# My Chloe



## Tiikiri (Feb 18, 2011)

This was my Chloe, she was 6 years old. I lost her in a divorce 2 years ago. My vindictive X refused to ship her to me, even though I was paying the air fare.
I met Chloe while walking my old Doberman, Mercury. She came from a field in our neighborhood at dusk. She was a bold little kitten, who walked right up to the dog. I petted her for a bit, and she proceeded to follow us home. She made me an offer I could not refuse and the rest was history. I miss her, and wish I could have gotten her back from him.
I worry about her and always pray that she was not dumped at a shelter. I know she is still out there somewhere and I think of her often.


----------



## OctoberinMaine (Sep 12, 2006)

Chloe is so beautiful. Do you think your ex is treating her well?


----------



## Tiikiri (Feb 18, 2011)

October said:


> Chloe is so beautiful. Do you think your ex is treating her well?


I sincerely hope so. I do not think that he would harm an animal. He may dump one if it is not convenient. 
I put a clause in our divorce contract that if at ANY time in her life he did not have the financial means to take care of her I would take her back and pay shipping. He first said he did not want her, and then changed his mind and insisted on keeping her. I asked repeatedly to have her sent to me but it did not happen.
And she was beautiful. She loved to be combed and brushed. Would lay there for an hour if I had the time!


----------



## my5kitties (Sep 13, 2005)

Tiikiri said:


> I sincerely hope so. I do not think that he would harm an animal. He may dump one if it is not convenient.
> *I put a clause in our divorce contract that if at ANY time in her life he did not have the financial means to take care of her I would take her back and pay shipping.* He first said he did not want her, and then changed his mind and insisted on keeping her. I asked repeatedly to have her sent to me but it did not happen.
> And she was beautiful. She loved to be combed and brushed. Would lay there for an hour if I had the time!


If you want to, maybe you could go back to court and have the clause changed so that he *HAS* to give Chloe back to you. And if he refuses, he would be in contempt of court and be fined. Just a suggestion. If Chloe were my girl, that's what I'd do. She's so pretty. :love2


----------



## OwnedByIsis (Jun 21, 2011)

What a sweet cat. I love her markings. I think the name Chloe suits her.

I hope you are able to come to some peace of mind in this situation.


----------



## necro1134 (Jun 20, 2011)

shes beautiful


----------



## cooncatbob (May 27, 2011)

She's gorgeous, I would offer to buy her from him and pick her up in person.
That's just me,I don't know your back story but I would never have left my cat behind in the first place.
My ex left her cat behind and has never inquired about her since.


----------



## konstargirl (Feb 4, 2011)

Aww! She is very pretty. ^^ MY parents are filing for a divorce, but it's not effecting me in any way. They were married for 33 years.


----------



## Morquinn (May 2, 2011)

Problem description –
Do these statements agree with the thread about Chloe? Answer yes or no for each and quote the words of the thread that decide it.
1. Chloe was six years old.
2. Chloe was adopted from a shelter.
3. The ex wanted to keep Chloe from the start.
Answer using only the thread, not the material.

Dataset –
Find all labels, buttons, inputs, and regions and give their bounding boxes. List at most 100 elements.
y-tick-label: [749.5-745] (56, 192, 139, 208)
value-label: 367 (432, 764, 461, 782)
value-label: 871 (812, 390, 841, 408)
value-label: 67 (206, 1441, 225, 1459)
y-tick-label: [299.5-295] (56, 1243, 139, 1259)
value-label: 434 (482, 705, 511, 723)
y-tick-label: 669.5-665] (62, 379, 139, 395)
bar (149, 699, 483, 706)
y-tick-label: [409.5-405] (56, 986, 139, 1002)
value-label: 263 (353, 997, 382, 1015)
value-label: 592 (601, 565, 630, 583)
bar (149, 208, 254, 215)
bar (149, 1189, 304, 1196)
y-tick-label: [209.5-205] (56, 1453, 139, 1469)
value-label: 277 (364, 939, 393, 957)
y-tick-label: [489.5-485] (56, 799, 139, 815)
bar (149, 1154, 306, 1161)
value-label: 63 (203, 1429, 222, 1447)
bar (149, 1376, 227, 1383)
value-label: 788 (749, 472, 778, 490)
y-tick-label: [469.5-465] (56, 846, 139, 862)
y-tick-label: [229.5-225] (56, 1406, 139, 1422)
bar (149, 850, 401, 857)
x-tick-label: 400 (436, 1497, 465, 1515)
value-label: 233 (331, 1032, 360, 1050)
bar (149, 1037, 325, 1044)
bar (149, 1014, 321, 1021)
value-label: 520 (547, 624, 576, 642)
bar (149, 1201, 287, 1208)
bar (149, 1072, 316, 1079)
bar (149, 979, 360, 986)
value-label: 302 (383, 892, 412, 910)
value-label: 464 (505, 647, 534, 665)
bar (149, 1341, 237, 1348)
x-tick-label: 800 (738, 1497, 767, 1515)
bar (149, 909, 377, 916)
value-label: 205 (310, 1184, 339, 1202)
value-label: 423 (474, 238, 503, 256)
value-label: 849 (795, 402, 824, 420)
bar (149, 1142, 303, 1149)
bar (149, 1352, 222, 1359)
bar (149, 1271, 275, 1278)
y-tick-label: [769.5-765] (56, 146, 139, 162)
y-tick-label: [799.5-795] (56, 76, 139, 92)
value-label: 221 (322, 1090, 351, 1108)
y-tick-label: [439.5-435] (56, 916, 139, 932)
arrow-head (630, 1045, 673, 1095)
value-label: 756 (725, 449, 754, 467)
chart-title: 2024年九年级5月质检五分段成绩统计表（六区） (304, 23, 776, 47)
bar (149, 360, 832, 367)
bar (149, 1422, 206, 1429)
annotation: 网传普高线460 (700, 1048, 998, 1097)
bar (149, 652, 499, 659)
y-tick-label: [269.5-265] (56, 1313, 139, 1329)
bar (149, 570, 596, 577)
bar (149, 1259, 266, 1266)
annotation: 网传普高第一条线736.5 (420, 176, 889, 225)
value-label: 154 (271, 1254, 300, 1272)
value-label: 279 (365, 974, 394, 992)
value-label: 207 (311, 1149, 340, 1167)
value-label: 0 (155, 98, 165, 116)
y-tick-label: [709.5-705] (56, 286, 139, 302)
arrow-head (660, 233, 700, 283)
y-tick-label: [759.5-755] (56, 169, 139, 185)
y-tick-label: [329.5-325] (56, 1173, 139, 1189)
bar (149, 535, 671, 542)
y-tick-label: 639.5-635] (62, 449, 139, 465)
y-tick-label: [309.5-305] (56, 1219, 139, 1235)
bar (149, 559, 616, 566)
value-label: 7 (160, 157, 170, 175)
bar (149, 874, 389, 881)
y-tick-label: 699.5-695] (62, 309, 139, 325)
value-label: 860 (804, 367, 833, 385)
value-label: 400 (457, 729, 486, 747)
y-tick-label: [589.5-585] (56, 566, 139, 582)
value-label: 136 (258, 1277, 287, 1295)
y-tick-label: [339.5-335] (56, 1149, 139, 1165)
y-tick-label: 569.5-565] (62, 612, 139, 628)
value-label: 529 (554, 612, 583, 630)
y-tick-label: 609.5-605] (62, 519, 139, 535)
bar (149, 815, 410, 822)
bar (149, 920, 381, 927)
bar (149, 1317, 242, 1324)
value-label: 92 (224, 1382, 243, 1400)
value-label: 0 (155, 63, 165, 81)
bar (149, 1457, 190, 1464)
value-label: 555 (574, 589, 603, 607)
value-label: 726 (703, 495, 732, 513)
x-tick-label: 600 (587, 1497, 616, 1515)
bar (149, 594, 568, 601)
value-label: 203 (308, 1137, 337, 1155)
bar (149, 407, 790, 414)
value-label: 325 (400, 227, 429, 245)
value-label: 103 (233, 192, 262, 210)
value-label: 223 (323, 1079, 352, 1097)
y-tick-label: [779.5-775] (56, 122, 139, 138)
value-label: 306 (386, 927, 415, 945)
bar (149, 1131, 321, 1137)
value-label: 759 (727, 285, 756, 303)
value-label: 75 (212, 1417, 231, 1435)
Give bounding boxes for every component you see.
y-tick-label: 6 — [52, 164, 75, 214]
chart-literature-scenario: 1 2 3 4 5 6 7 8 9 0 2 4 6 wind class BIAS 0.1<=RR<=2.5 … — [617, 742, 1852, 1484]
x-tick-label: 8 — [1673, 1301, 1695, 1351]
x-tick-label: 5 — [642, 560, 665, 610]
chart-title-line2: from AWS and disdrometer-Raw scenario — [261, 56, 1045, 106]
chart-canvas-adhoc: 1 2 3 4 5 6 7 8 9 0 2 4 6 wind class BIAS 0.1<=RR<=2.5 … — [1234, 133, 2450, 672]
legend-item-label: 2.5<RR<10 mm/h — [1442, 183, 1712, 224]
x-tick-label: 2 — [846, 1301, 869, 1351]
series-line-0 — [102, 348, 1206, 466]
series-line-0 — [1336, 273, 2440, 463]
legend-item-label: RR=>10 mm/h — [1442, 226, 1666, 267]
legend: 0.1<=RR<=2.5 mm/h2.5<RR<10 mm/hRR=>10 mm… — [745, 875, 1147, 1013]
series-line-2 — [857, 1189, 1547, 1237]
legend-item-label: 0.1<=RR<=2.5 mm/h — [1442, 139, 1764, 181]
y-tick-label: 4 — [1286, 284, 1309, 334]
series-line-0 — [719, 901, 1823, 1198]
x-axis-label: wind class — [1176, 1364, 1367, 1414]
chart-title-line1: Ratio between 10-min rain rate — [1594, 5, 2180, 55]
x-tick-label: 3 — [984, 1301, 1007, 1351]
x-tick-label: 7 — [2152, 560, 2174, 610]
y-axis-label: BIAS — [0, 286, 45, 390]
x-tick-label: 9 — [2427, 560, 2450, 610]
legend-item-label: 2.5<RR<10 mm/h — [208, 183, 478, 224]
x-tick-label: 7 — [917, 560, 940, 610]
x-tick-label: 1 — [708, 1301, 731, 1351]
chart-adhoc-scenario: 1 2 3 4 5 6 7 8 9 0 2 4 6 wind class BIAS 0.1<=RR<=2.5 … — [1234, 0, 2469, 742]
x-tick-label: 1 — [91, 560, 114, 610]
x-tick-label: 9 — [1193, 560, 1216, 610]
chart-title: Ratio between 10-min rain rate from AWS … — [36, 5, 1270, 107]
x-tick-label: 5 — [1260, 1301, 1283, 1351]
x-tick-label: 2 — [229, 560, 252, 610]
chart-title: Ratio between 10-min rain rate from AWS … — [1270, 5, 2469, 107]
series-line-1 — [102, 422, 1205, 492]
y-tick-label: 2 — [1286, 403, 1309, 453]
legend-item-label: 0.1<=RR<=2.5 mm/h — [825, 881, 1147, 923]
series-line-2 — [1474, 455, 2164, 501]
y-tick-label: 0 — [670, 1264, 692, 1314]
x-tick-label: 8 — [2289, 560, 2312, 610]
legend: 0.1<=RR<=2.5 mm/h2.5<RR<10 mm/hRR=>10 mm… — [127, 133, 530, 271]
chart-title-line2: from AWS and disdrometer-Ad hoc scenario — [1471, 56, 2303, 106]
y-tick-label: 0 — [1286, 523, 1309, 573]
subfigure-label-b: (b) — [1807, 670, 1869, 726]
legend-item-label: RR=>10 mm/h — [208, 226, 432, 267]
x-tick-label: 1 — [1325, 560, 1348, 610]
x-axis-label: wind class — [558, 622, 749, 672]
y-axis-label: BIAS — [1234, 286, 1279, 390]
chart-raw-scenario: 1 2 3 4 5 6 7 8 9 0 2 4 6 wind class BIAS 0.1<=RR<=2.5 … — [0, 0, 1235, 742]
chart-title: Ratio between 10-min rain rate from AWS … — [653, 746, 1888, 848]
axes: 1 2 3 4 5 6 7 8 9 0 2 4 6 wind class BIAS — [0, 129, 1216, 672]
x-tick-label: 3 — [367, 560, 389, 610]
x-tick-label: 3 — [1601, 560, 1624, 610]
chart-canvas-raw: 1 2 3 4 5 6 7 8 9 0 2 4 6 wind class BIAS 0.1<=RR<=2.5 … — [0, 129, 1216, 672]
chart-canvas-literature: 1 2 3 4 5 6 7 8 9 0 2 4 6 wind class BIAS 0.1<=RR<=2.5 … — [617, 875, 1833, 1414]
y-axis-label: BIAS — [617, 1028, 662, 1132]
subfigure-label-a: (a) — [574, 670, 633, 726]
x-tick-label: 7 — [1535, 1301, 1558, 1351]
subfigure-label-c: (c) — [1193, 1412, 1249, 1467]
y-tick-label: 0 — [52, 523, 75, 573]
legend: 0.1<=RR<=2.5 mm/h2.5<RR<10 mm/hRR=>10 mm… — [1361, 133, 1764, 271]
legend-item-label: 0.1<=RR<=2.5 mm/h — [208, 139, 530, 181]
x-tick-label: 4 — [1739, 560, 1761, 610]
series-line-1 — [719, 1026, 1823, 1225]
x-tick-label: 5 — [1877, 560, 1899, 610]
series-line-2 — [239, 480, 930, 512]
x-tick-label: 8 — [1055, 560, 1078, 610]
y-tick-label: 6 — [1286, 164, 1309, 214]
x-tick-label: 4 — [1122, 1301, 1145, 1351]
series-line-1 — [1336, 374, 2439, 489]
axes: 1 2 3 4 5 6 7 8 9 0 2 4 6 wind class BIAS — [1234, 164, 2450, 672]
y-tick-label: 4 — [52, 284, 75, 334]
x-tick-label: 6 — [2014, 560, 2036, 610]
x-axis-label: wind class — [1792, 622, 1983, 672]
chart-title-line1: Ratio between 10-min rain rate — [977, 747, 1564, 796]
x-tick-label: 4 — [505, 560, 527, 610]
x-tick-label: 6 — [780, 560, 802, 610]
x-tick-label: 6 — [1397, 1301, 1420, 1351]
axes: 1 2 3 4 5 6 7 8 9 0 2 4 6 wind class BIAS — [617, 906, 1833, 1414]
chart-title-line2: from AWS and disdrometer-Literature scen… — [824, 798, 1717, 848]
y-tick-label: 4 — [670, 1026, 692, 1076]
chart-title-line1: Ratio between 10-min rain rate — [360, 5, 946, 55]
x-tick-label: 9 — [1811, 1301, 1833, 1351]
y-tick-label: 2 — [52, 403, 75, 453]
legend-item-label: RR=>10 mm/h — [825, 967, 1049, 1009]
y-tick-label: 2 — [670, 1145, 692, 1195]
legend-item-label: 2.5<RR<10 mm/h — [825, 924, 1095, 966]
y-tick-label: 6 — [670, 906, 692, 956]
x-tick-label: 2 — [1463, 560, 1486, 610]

Task response –
1. Yes: "she was 6 years old"
2. No: "She came from a field in our neighborhood at dusk."
3. No: "He first said he did not want her, and then changed his mind and insisted on keeping her."